#### Figure collection entries
<<<<
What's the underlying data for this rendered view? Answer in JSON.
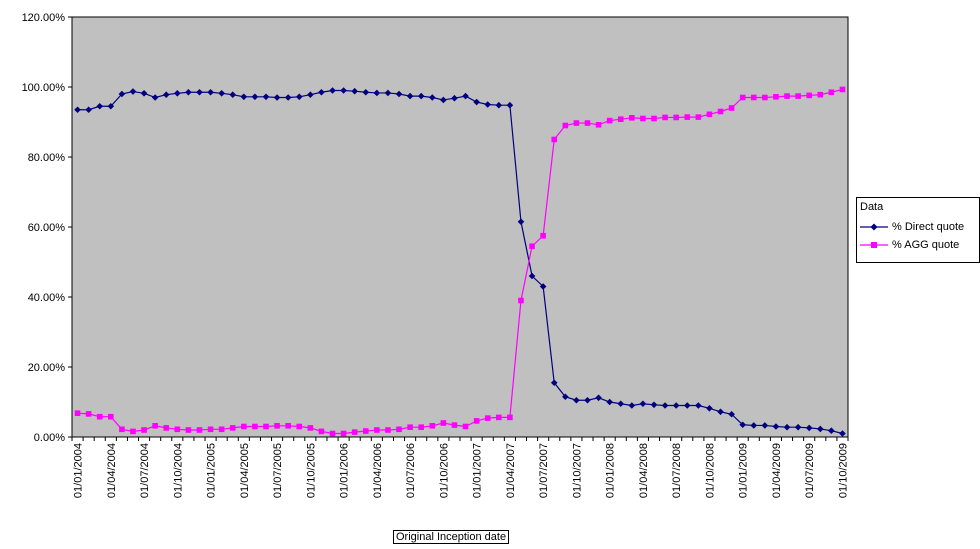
{
  "chart_data": {
    "type": "line",
    "xlabel": "Original Inception date",
    "legend_title": "Data",
    "legend_position": "right",
    "ylim": [
      0,
      120
    ],
    "y_ticks": [
      "0.00%",
      "20.00%",
      "40.00%",
      "60.00%",
      "80.00%",
      "100.00%",
      "120.00%"
    ],
    "x_tick_labels": [
      "01/01/2004",
      "01/04/2004",
      "01/07/2004",
      "01/10/2004",
      "01/01/2005",
      "01/04/2005",
      "01/07/2005",
      "01/10/2005",
      "01/01/2006",
      "01/04/2006",
      "01/07/2006",
      "01/10/2006",
      "01/01/2007",
      "01/04/2007",
      "01/07/2007",
      "01/10/2007",
      "01/01/2008",
      "01/04/2008",
      "01/07/2008",
      "01/10/2008",
      "01/01/2009",
      "01/04/2009",
      "01/07/2009",
      "01/10/2009"
    ],
    "x_start": "01/01/2004",
    "x_interval": "monthly",
    "plot_background": "#c0c0c0",
    "series": [
      {
        "name": "% Direct quote",
        "color": "#000080",
        "marker": "diamond",
        "values": [
          93.5,
          93.5,
          94.5,
          94.5,
          98.0,
          98.7,
          98.2,
          97.0,
          97.8,
          98.2,
          98.5,
          98.5,
          98.5,
          98.2,
          97.8,
          97.2,
          97.2,
          97.2,
          97.0,
          97.0,
          97.2,
          97.8,
          98.5,
          99.0,
          99.0,
          98.8,
          98.5,
          98.3,
          98.3,
          98.0,
          97.4,
          97.4,
          97.0,
          96.3,
          96.8,
          97.4,
          95.7,
          95.0,
          94.8,
          94.8,
          61.5,
          46.0,
          43.0,
          15.5,
          11.5,
          10.5,
          10.5,
          11.2,
          10.0,
          9.5,
          9.0,
          9.5,
          9.2,
          9.0,
          9.0,
          9.0,
          9.0,
          8.2,
          7.2,
          6.5,
          3.5,
          3.3,
          3.3,
          3.0,
          2.8,
          2.8,
          2.6,
          2.3,
          1.8,
          1.0
        ]
      },
      {
        "name": "% AGG quote",
        "color": "#ff00ff",
        "marker": "square",
        "values": [
          6.8,
          6.6,
          5.8,
          5.8,
          2.2,
          1.6,
          2.0,
          3.2,
          2.6,
          2.2,
          2.0,
          2.0,
          2.2,
          2.2,
          2.6,
          3.0,
          3.0,
          3.0,
          3.2,
          3.2,
          3.0,
          2.6,
          1.6,
          1.0,
          1.0,
          1.4,
          1.7,
          2.0,
          2.0,
          2.2,
          2.8,
          2.8,
          3.2,
          4.0,
          3.4,
          3.0,
          4.6,
          5.4,
          5.6,
          5.6,
          39.0,
          54.5,
          57.5,
          85.0,
          89.0,
          89.7,
          89.7,
          89.2,
          90.4,
          90.8,
          91.2,
          91.0,
          91.0,
          91.3,
          91.3,
          91.4,
          91.4,
          92.2,
          93.0,
          94.0,
          97.0,
          97.0,
          97.0,
          97.2,
          97.4,
          97.4,
          97.6,
          97.8,
          98.5,
          99.3
        ]
      }
    ]
  }
}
>>>>
#### Exercise aim
Write out each entry exactly as given, but skip the pictures.

#### Task output
What's the underlying data for this rendered view? Answer in JSON.
{
  "chart_data": {
    "type": "line",
    "xlabel": "Original Inception date",
    "legend_title": "Data",
    "legend_position": "right",
    "ylim": [
      0,
      120
    ],
    "y_ticks": [
      "0.00%",
      "20.00%",
      "40.00%",
      "60.00%",
      "80.00%",
      "100.00%",
      "120.00%"
    ],
    "x_tick_labels": [
      "01/01/2004",
      "01/04/2004",
      "01/07/2004",
      "01/10/2004",
      "01/01/2005",
      "01/04/2005",
      "01/07/2005",
      "01/10/2005",
      "01/01/2006",
      "01/04/2006",
      "01/07/2006",
      "01/10/2006",
      "01/01/2007",
      "01/04/2007",
      "01/07/2007",
      "01/10/2007",
      "01/01/2008",
      "01/04/2008",
      "01/07/2008",
      "01/10/2008",
      "01/01/2009",
      "01/04/2009",
      "01/07/2009",
      "01/10/2009"
    ],
    "x_start": "01/01/2004",
    "x_interval": "monthly",
    "plot_background": "#c0c0c0",
    "series": [
      {
        "name": "% Direct quote",
        "color": "#000080",
        "marker": "diamond",
        "values": [
          93.5,
          93.5,
          94.5,
          94.5,
          98.0,
          98.7,
          98.2,
          97.0,
          97.8,
          98.2,
          98.5,
          98.5,
          98.5,
          98.2,
          97.8,
          97.2,
          97.2,
          97.2,
          97.0,
          97.0,
          97.2,
          97.8,
          98.5,
          99.0,
          99.0,
          98.8,
          98.5,
          98.3,
          98.3,
          98.0,
          97.4,
          97.4,
          97.0,
          96.3,
          96.8,
          97.4,
          95.7,
          95.0,
          94.8,
          94.8,
          61.5,
          46.0,
          43.0,
          15.5,
          11.5,
          10.5,
          10.5,
          11.2,
          10.0,
          9.5,
          9.0,
          9.5,
          9.2,
          9.0,
          9.0,
          9.0,
          9.0,
          8.2,
          7.2,
          6.5,
          3.5,
          3.3,
          3.3,
          3.0,
          2.8,
          2.8,
          2.6,
          2.3,
          1.8,
          1.0
        ]
      },
      {
        "name": "% AGG quote",
        "color": "#ff00ff",
        "marker": "square",
        "values": [
          6.8,
          6.6,
          5.8,
          5.8,
          2.2,
          1.6,
          2.0,
          3.2,
          2.6,
          2.2,
          2.0,
          2.0,
          2.2,
          2.2,
          2.6,
          3.0,
          3.0,
          3.0,
          3.2,
          3.2,
          3.0,
          2.6,
          1.6,
          1.0,
          1.0,
          1.4,
          1.7,
          2.0,
          2.0,
          2.2,
          2.8,
          2.8,
          3.2,
          4.0,
          3.4,
          3.0,
          4.6,
          5.4,
          5.6,
          5.6,
          39.0,
          54.5,
          57.5,
          85.0,
          89.0,
          89.7,
          89.7,
          89.2,
          90.4,
          90.8,
          91.2,
          91.0,
          91.0,
          91.3,
          91.3,
          91.4,
          91.4,
          92.2,
          93.0,
          94.0,
          97.0,
          97.0,
          97.0,
          97.2,
          97.4,
          97.4,
          97.6,
          97.8,
          98.5,
          99.3
        ]
      }
    ]
  }
}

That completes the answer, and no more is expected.